▸ **WHAT IS NEEDED**
Of the lines in these entries, how many contain the string "this"? Give the number and nothing else.

▸ **DATA LINES**
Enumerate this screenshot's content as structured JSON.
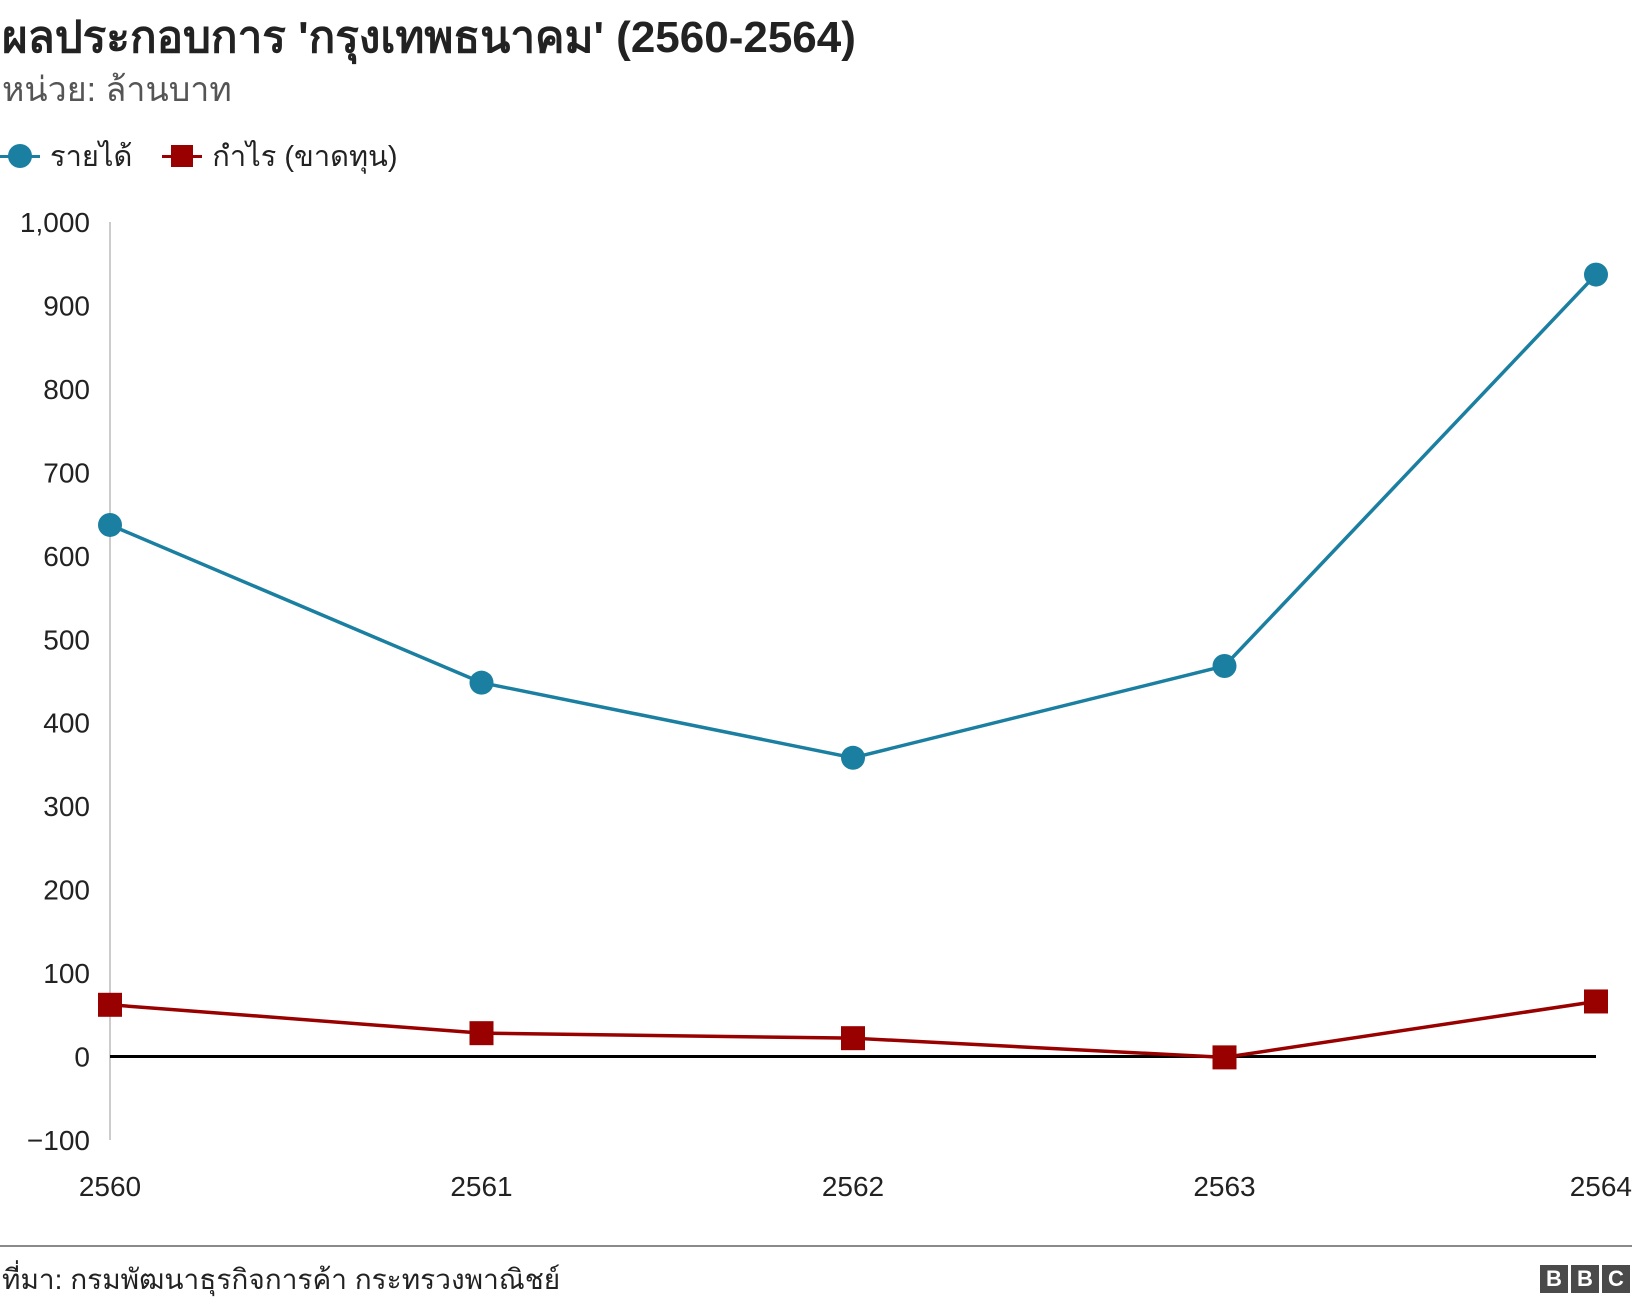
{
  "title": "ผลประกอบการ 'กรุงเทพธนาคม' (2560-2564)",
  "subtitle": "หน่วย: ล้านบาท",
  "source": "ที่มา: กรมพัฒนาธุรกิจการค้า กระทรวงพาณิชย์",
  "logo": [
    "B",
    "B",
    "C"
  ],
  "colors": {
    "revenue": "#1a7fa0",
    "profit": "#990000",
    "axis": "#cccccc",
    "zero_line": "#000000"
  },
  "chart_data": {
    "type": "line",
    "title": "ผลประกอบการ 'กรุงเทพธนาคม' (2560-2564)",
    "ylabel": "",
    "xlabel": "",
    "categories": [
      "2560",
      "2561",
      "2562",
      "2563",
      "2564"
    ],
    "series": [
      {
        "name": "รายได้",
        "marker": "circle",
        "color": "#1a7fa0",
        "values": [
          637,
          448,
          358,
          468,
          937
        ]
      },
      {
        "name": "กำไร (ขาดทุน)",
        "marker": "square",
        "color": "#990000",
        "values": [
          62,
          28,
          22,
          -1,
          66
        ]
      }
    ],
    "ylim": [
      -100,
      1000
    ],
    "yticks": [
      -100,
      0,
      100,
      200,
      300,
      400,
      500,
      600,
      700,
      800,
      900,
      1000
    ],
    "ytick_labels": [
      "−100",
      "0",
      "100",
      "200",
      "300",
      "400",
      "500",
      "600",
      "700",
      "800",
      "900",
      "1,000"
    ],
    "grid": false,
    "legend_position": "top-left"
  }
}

---

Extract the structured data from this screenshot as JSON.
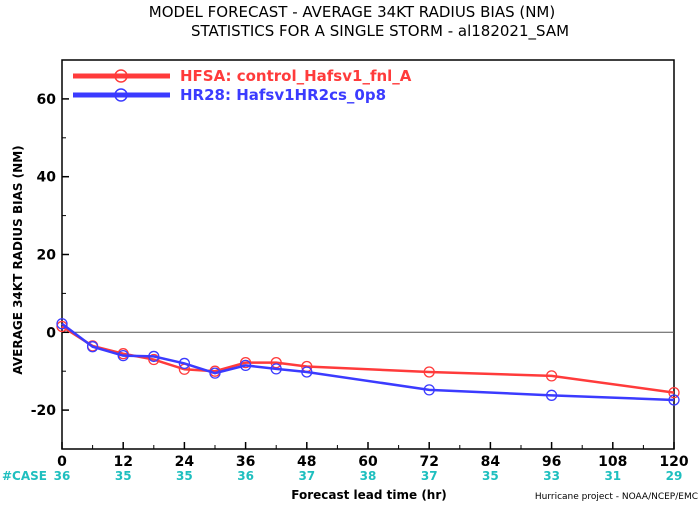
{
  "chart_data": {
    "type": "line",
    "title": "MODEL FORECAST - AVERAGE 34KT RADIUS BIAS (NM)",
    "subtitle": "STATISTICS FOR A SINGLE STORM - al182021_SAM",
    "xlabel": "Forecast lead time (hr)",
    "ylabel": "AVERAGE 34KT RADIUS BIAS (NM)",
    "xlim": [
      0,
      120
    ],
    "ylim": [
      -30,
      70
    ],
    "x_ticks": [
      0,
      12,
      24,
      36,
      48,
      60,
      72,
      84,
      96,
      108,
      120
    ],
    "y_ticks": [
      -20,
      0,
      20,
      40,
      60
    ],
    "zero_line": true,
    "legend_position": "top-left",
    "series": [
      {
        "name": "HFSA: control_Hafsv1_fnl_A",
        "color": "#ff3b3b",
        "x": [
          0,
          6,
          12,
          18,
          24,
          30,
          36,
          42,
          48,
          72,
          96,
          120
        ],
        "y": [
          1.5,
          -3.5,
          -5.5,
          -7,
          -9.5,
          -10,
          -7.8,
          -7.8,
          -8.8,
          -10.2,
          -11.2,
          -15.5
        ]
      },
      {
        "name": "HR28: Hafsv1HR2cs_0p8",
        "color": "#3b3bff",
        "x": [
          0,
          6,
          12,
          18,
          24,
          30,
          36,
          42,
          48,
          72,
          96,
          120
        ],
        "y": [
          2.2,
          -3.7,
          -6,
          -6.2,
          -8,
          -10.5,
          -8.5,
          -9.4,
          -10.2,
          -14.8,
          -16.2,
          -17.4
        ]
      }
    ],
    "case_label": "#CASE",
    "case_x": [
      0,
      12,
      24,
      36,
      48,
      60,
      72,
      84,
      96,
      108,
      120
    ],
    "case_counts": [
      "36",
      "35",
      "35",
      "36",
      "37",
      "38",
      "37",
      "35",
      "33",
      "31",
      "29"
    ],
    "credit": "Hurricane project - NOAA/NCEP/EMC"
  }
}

...

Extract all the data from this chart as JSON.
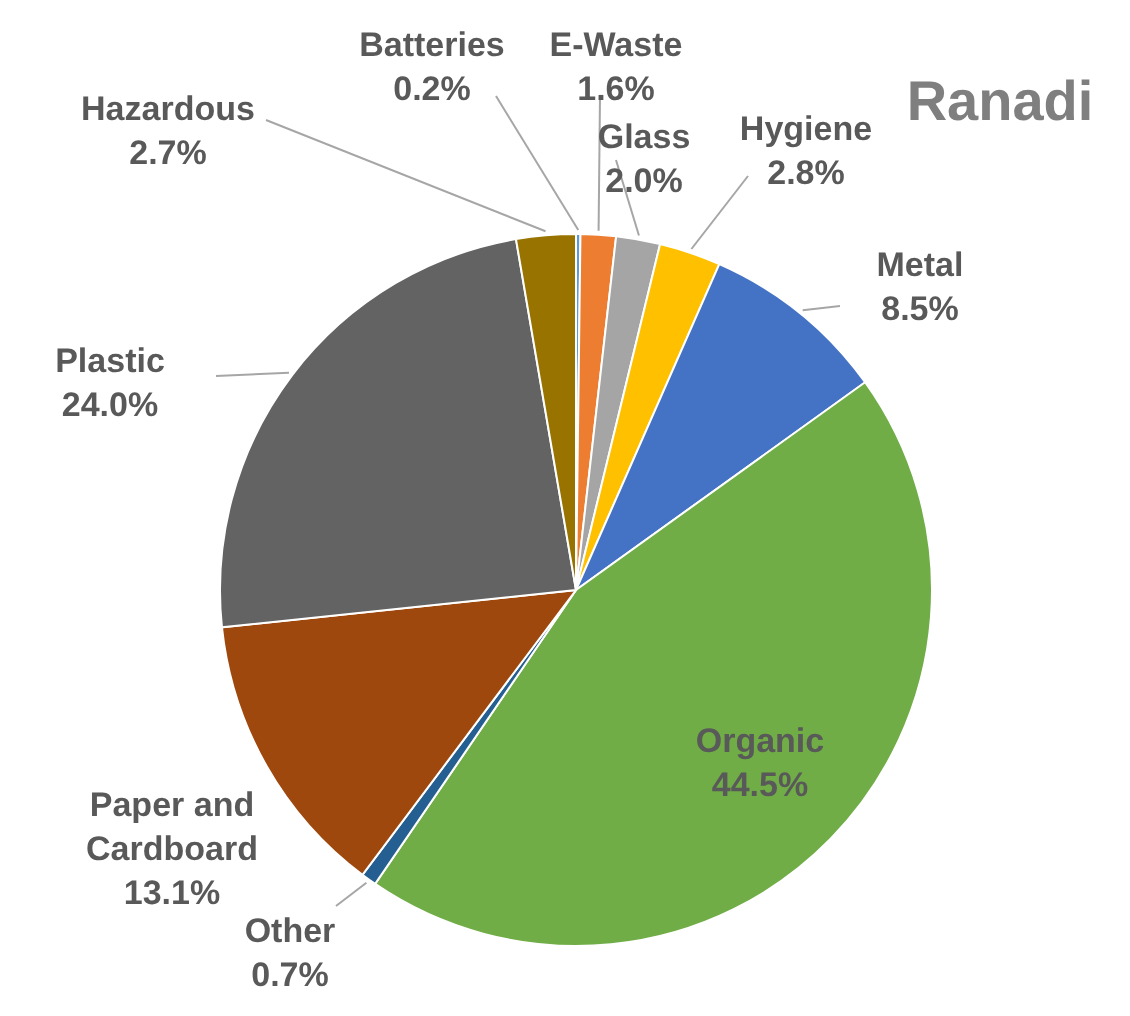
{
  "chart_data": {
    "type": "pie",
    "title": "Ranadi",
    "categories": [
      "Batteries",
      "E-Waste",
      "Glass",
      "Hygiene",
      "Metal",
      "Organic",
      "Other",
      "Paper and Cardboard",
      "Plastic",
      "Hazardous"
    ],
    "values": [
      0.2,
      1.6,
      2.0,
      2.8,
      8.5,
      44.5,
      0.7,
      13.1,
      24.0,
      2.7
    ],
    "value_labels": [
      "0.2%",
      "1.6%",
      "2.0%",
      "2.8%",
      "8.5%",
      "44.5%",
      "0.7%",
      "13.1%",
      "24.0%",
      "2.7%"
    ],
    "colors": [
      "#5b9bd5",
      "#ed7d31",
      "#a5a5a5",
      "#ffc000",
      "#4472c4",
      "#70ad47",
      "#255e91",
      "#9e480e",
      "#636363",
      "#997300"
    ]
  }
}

▸ **COMPLETED EXERCISE**
3